* [STATED EXERCISE] Please copy every line of the records below that holds the word "style".

* [MATERIAL FOR THIS EXERCISE]
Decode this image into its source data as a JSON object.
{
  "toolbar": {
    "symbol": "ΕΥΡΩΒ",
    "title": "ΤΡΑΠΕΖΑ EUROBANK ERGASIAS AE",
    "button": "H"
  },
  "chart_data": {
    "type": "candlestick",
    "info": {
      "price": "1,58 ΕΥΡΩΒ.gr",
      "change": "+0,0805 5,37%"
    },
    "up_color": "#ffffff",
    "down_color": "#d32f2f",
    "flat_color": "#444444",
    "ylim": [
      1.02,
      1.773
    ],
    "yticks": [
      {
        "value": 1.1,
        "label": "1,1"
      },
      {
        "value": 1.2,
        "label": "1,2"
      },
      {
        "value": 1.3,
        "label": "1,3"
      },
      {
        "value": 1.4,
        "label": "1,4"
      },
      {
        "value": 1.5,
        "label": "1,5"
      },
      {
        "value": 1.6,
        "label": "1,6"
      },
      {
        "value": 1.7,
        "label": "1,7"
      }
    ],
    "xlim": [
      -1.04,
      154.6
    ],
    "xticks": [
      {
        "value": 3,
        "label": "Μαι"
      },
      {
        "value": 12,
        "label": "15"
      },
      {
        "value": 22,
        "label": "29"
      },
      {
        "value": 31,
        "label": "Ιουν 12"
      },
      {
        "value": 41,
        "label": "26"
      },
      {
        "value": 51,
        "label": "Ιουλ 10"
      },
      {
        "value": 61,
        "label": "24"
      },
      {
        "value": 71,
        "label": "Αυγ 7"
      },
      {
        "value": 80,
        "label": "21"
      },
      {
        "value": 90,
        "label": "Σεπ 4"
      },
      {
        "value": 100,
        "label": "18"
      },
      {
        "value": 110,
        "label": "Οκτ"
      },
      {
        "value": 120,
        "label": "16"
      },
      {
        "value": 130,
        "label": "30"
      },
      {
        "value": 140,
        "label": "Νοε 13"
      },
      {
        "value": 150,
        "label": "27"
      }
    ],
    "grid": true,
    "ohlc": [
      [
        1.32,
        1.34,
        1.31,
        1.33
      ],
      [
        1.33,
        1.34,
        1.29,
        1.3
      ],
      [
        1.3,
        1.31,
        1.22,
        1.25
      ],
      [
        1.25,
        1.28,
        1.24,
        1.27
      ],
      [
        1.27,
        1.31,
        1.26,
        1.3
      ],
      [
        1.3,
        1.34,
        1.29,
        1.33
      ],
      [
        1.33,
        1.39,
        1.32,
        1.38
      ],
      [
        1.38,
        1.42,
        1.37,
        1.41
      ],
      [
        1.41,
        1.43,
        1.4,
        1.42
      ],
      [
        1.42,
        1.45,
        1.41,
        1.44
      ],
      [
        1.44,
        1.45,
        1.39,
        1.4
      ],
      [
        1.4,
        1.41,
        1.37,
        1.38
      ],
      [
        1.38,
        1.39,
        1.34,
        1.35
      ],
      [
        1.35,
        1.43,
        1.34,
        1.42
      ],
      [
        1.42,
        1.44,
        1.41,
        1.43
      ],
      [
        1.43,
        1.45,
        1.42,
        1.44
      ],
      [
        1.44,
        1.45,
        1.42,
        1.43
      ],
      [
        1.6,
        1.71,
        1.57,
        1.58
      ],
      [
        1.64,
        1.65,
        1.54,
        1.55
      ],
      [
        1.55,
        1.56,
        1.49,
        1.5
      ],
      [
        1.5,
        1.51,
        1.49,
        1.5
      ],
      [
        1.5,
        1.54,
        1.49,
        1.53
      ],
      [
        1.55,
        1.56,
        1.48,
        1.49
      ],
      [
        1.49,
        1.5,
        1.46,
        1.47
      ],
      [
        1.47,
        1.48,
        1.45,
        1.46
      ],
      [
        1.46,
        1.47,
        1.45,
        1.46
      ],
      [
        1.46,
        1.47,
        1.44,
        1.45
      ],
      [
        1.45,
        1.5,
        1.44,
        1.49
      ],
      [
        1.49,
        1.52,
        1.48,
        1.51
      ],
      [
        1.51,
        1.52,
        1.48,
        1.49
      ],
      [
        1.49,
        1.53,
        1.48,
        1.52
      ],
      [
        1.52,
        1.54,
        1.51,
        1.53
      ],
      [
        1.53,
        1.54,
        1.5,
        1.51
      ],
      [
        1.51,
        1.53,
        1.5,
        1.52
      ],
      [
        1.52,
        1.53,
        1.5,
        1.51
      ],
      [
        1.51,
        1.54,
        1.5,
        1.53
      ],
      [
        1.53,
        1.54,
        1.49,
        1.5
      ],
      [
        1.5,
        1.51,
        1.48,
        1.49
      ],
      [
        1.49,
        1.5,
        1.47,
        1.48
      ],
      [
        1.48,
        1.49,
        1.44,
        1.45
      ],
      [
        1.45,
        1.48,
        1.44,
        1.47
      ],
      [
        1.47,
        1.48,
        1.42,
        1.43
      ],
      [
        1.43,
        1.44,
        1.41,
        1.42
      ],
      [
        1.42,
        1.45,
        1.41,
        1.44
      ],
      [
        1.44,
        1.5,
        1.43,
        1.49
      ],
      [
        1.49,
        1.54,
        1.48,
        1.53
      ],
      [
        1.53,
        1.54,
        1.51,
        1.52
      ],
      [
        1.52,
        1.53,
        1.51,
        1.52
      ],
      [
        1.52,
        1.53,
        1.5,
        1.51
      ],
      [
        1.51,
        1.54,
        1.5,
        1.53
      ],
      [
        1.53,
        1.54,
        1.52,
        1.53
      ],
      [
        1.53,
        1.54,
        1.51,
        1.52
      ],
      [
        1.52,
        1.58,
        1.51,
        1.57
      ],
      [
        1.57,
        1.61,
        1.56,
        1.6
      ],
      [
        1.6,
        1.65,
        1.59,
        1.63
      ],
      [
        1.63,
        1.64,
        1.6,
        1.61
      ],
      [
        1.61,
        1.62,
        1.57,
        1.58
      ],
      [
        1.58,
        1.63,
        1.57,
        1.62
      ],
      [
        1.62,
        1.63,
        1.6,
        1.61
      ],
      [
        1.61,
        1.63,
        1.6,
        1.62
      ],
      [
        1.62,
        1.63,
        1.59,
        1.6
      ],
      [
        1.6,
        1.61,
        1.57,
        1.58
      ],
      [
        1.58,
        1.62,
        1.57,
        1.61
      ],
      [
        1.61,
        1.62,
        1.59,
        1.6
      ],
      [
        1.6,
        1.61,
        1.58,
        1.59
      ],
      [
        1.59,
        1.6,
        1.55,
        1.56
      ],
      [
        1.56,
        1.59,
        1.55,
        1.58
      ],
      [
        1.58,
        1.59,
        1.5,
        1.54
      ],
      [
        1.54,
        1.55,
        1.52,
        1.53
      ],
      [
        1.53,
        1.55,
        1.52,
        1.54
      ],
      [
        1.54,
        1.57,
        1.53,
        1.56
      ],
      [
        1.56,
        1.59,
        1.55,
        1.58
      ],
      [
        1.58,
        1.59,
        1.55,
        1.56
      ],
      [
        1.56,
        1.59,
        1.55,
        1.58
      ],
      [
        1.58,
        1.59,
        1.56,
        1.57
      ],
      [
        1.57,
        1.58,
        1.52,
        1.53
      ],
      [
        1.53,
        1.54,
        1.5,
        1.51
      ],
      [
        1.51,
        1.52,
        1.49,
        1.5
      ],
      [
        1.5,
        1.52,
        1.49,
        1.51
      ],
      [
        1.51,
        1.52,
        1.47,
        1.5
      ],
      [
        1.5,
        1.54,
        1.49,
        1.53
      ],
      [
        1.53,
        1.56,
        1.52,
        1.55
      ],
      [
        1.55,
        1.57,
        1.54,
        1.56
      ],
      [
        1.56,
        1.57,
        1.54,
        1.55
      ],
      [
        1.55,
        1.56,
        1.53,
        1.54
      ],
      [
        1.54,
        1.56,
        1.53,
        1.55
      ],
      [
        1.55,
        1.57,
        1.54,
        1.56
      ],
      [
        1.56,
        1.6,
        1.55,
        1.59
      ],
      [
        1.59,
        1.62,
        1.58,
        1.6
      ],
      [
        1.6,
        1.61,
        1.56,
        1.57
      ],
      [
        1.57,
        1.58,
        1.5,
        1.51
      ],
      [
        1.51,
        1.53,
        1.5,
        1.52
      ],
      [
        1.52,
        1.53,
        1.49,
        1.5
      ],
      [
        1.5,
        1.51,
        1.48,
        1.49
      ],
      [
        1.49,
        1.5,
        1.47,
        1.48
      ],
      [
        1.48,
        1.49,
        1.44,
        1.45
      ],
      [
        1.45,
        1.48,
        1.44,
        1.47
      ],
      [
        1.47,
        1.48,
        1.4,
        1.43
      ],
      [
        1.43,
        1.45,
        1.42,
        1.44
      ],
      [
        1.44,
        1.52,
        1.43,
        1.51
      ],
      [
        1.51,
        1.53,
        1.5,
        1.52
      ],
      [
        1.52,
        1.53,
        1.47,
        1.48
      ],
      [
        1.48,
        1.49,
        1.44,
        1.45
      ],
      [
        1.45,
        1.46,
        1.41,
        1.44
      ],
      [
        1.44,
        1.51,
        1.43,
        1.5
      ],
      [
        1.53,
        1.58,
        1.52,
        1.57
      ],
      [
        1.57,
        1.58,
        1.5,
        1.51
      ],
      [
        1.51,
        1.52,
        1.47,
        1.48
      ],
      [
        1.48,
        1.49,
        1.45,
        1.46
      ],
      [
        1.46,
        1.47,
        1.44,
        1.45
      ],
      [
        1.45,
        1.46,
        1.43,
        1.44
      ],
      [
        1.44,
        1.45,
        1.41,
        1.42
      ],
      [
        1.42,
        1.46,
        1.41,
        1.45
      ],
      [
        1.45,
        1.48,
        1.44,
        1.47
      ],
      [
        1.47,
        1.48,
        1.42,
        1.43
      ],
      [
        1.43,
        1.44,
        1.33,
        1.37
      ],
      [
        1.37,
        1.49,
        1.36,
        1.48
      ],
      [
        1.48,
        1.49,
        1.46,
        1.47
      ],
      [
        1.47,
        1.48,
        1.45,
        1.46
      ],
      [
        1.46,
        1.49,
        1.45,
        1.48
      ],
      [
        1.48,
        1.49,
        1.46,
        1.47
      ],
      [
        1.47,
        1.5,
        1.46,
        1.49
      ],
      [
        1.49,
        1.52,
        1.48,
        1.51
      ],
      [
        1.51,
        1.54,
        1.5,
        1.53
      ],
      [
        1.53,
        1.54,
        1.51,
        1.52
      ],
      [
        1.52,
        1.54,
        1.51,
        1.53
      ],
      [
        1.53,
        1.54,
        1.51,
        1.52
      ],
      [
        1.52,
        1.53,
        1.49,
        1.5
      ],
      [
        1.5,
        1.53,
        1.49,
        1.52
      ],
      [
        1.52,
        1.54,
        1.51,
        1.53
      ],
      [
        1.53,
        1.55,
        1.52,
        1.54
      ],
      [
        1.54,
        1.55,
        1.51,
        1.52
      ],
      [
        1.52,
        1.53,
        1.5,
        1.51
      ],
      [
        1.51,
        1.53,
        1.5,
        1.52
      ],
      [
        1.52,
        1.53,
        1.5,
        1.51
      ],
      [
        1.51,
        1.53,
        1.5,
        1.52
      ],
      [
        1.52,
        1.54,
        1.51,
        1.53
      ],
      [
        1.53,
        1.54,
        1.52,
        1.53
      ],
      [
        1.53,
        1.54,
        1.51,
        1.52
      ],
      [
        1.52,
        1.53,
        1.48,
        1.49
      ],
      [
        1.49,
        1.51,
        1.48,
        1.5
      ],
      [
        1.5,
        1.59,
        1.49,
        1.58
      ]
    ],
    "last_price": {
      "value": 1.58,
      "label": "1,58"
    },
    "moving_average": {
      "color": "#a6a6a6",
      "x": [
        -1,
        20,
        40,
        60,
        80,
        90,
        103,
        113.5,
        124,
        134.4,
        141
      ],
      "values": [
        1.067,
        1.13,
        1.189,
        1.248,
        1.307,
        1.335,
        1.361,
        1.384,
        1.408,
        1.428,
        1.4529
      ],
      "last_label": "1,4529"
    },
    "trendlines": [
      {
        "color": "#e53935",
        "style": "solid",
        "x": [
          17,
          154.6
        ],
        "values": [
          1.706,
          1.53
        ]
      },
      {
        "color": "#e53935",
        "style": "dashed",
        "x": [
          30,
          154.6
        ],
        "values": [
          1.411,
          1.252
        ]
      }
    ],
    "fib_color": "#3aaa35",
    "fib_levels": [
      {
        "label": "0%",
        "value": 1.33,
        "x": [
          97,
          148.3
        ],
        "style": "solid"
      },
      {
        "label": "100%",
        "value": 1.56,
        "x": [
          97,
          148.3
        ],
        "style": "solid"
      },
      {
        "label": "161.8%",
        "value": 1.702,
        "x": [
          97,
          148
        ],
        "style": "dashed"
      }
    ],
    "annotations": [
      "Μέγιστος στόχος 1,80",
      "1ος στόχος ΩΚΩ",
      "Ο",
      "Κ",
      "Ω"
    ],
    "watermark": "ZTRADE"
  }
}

* [TASK OUTPUT]
        "style": "solid",
        "style": "dashed",
        "style": "solid"
        "style": "solid"
        "style": "dashed"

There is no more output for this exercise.